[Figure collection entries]
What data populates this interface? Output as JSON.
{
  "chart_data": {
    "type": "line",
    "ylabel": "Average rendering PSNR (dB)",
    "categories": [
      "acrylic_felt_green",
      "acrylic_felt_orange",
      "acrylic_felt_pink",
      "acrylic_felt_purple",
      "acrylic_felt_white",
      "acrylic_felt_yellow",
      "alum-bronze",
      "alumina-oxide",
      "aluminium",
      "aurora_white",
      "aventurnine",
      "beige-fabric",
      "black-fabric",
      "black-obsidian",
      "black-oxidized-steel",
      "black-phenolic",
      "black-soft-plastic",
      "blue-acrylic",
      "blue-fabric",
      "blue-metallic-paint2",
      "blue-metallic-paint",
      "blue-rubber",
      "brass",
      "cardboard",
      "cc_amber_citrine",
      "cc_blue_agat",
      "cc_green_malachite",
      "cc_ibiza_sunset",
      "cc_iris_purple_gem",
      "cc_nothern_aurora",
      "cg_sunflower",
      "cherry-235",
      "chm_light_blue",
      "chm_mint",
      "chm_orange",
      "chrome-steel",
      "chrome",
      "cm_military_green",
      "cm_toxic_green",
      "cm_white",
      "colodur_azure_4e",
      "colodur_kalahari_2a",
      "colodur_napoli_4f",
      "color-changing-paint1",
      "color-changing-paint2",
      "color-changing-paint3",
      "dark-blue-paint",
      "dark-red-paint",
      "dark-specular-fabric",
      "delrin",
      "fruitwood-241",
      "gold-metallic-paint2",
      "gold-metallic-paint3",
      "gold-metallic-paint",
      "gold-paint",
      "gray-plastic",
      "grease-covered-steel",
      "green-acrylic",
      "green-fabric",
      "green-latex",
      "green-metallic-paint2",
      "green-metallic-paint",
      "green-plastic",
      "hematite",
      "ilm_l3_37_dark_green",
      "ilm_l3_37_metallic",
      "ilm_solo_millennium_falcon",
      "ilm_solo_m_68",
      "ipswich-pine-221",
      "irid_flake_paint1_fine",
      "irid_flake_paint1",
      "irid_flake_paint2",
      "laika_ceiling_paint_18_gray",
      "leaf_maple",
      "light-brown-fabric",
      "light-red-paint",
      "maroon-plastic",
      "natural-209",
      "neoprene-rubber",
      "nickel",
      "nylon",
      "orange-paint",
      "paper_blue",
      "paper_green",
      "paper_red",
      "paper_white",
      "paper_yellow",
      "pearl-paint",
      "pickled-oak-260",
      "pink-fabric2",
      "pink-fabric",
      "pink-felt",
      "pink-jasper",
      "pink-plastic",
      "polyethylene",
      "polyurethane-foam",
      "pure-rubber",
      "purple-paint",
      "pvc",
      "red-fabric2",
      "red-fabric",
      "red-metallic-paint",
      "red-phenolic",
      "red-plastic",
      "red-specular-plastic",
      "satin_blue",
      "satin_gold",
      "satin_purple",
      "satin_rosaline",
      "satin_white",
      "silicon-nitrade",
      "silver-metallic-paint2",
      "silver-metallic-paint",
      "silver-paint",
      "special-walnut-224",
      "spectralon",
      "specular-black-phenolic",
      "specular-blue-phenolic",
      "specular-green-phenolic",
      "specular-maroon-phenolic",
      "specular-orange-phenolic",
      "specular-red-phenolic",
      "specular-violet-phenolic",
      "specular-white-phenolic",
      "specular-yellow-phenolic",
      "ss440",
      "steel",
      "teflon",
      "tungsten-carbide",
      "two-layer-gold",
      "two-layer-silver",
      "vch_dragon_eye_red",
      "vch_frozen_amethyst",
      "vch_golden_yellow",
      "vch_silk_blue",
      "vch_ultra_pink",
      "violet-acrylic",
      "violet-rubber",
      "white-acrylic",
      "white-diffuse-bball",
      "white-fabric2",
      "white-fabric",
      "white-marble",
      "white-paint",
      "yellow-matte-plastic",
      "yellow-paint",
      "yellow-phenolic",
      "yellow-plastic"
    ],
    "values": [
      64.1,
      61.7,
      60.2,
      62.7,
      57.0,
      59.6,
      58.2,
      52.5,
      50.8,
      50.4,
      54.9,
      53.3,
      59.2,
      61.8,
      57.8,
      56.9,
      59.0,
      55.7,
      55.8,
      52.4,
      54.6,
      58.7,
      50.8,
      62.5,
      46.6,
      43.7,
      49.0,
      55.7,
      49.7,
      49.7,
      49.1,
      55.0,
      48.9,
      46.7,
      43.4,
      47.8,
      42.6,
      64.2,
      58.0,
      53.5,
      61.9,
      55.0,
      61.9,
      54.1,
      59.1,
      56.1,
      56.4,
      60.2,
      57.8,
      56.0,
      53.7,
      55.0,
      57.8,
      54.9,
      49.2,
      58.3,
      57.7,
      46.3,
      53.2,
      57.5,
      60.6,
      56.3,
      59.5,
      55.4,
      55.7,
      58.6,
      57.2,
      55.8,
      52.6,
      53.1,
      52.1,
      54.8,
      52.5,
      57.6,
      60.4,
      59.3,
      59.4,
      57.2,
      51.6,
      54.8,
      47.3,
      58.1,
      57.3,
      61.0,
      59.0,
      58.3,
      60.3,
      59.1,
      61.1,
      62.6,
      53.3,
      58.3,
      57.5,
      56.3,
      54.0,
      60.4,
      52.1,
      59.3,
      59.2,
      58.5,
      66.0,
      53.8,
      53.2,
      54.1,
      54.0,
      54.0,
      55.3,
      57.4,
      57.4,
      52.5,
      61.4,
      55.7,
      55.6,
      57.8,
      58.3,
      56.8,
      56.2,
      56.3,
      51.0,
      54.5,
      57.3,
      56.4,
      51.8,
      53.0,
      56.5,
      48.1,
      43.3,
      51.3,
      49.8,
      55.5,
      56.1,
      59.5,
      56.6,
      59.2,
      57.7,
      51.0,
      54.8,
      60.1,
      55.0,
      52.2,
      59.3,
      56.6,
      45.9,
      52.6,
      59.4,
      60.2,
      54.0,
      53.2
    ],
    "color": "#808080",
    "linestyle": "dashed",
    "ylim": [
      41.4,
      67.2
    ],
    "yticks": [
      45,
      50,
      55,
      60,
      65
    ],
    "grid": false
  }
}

◆ Instructions for the task
Show the data once more, exactly as it was written.

◆ Solution to this problem
What data populates this interface? Output as JSON.
{
  "chart_data": {
    "type": "line",
    "ylabel": "Average rendering PSNR (dB)",
    "categories": [
      "acrylic_felt_green",
      "acrylic_felt_orange",
      "acrylic_felt_pink",
      "acrylic_felt_purple",
      "acrylic_felt_white",
      "acrylic_felt_yellow",
      "alum-bronze",
      "alumina-oxide",
      "aluminium",
      "aurora_white",
      "aventurnine",
      "beige-fabric",
      "black-fabric",
      "black-obsidian",
      "black-oxidized-steel",
      "black-phenolic",
      "black-soft-plastic",
      "blue-acrylic",
      "blue-fabric",
      "blue-metallic-paint2",
      "blue-metallic-paint",
      "blue-rubber",
      "brass",
      "cardboard",
      "cc_amber_citrine",
      "cc_blue_agat",
      "cc_green_malachite",
      "cc_ibiza_sunset",
      "cc_iris_purple_gem",
      "cc_nothern_aurora",
      "cg_sunflower",
      "cherry-235",
      "chm_light_blue",
      "chm_mint",
      "chm_orange",
      "chrome-steel",
      "chrome",
      "cm_military_green",
      "cm_toxic_green",
      "cm_white",
      "colodur_azure_4e",
      "colodur_kalahari_2a",
      "colodur_napoli_4f",
      "color-changing-paint1",
      "color-changing-paint2",
      "color-changing-paint3",
      "dark-blue-paint",
      "dark-red-paint",
      "dark-specular-fabric",
      "delrin",
      "fruitwood-241",
      "gold-metallic-paint2",
      "gold-metallic-paint3",
      "gold-metallic-paint",
      "gold-paint",
      "gray-plastic",
      "grease-covered-steel",
      "green-acrylic",
      "green-fabric",
      "green-latex",
      "green-metallic-paint2",
      "green-metallic-paint",
      "green-plastic",
      "hematite",
      "ilm_l3_37_dark_green",
      "ilm_l3_37_metallic",
      "ilm_solo_millennium_falcon",
      "ilm_solo_m_68",
      "ipswich-pine-221",
      "irid_flake_paint1_fine",
      "irid_flake_paint1",
      "irid_flake_paint2",
      "laika_ceiling_paint_18_gray",
      "leaf_maple",
      "light-brown-fabric",
      "light-red-paint",
      "maroon-plastic",
      "natural-209",
      "neoprene-rubber",
      "nickel",
      "nylon",
      "orange-paint",
      "paper_blue",
      "paper_green",
      "paper_red",
      "paper_white",
      "paper_yellow",
      "pearl-paint",
      "pickled-oak-260",
      "pink-fabric2",
      "pink-fabric",
      "pink-felt",
      "pink-jasper",
      "pink-plastic",
      "polyethylene",
      "polyurethane-foam",
      "pure-rubber",
      "purple-paint",
      "pvc",
      "red-fabric2",
      "red-fabric",
      "red-metallic-paint",
      "red-phenolic",
      "red-plastic",
      "red-specular-plastic",
      "satin_blue",
      "satin_gold",
      "satin_purple",
      "satin_rosaline",
      "satin_white",
      "silicon-nitrade",
      "silver-metallic-paint2",
      "silver-metallic-paint",
      "silver-paint",
      "special-walnut-224",
      "spectralon",
      "specular-black-phenolic",
      "specular-blue-phenolic",
      "specular-green-phenolic",
      "specular-maroon-phenolic",
      "specular-orange-phenolic",
      "specular-red-phenolic",
      "specular-violet-phenolic",
      "specular-white-phenolic",
      "specular-yellow-phenolic",
      "ss440",
      "steel",
      "teflon",
      "tungsten-carbide",
      "two-layer-gold",
      "two-layer-silver",
      "vch_dragon_eye_red",
      "vch_frozen_amethyst",
      "vch_golden_yellow",
      "vch_silk_blue",
      "vch_ultra_pink",
      "violet-acrylic",
      "violet-rubber",
      "white-acrylic",
      "white-diffuse-bball",
      "white-fabric2",
      "white-fabric",
      "white-marble",
      "white-paint",
      "yellow-matte-plastic",
      "yellow-paint",
      "yellow-phenolic",
      "yellow-plastic"
    ],
    "values": [
      64.1,
      61.7,
      60.2,
      62.7,
      57.0,
      59.6,
      58.2,
      52.5,
      50.8,
      50.4,
      54.9,
      53.3,
      59.2,
      61.8,
      57.8,
      56.9,
      59.0,
      55.7,
      55.8,
      52.4,
      54.6,
      58.7,
      50.8,
      62.5,
      46.6,
      43.7,
      49.0,
      55.7,
      49.7,
      49.7,
      49.1,
      55.0,
      48.9,
      46.7,
      43.4,
      47.8,
      42.6,
      64.2,
      58.0,
      53.5,
      61.9,
      55.0,
      61.9,
      54.1,
      59.1,
      56.1,
      56.4,
      60.2,
      57.8,
      56.0,
      53.7,
      55.0,
      57.8,
      54.9,
      49.2,
      58.3,
      57.7,
      46.3,
      53.2,
      57.5,
      60.6,
      56.3,
      59.5,
      55.4,
      55.7,
      58.6,
      57.2,
      55.8,
      52.6,
      53.1,
      52.1,
      54.8,
      52.5,
      57.6,
      60.4,
      59.3,
      59.4,
      57.2,
      51.6,
      54.8,
      47.3,
      58.1,
      57.3,
      61.0,
      59.0,
      58.3,
      60.3,
      59.1,
      61.1,
      62.6,
      53.3,
      58.3,
      57.5,
      56.3,
      54.0,
      60.4,
      52.1,
      59.3,
      59.2,
      58.5,
      66.0,
      53.8,
      53.2,
      54.1,
      54.0,
      54.0,
      55.3,
      57.4,
      57.4,
      52.5,
      61.4,
      55.7,
      55.6,
      57.8,
      58.3,
      56.8,
      56.2,
      56.3,
      51.0,
      54.5,
      57.3,
      56.4,
      51.8,
      53.0,
      56.5,
      48.1,
      43.3,
      51.3,
      49.8,
      55.5,
      56.1,
      59.5,
      56.6,
      59.2,
      57.7,
      51.0,
      54.8,
      60.1,
      55.0,
      52.2,
      59.3,
      56.6,
      45.9,
      52.6,
      59.4,
      60.2,
      54.0,
      53.2
    ],
    "color": "#808080",
    "linestyle": "dashed",
    "ylim": [
      41.4,
      67.2
    ],
    "yticks": [
      45,
      50,
      55,
      60,
      65
    ],
    "grid": false
  }
}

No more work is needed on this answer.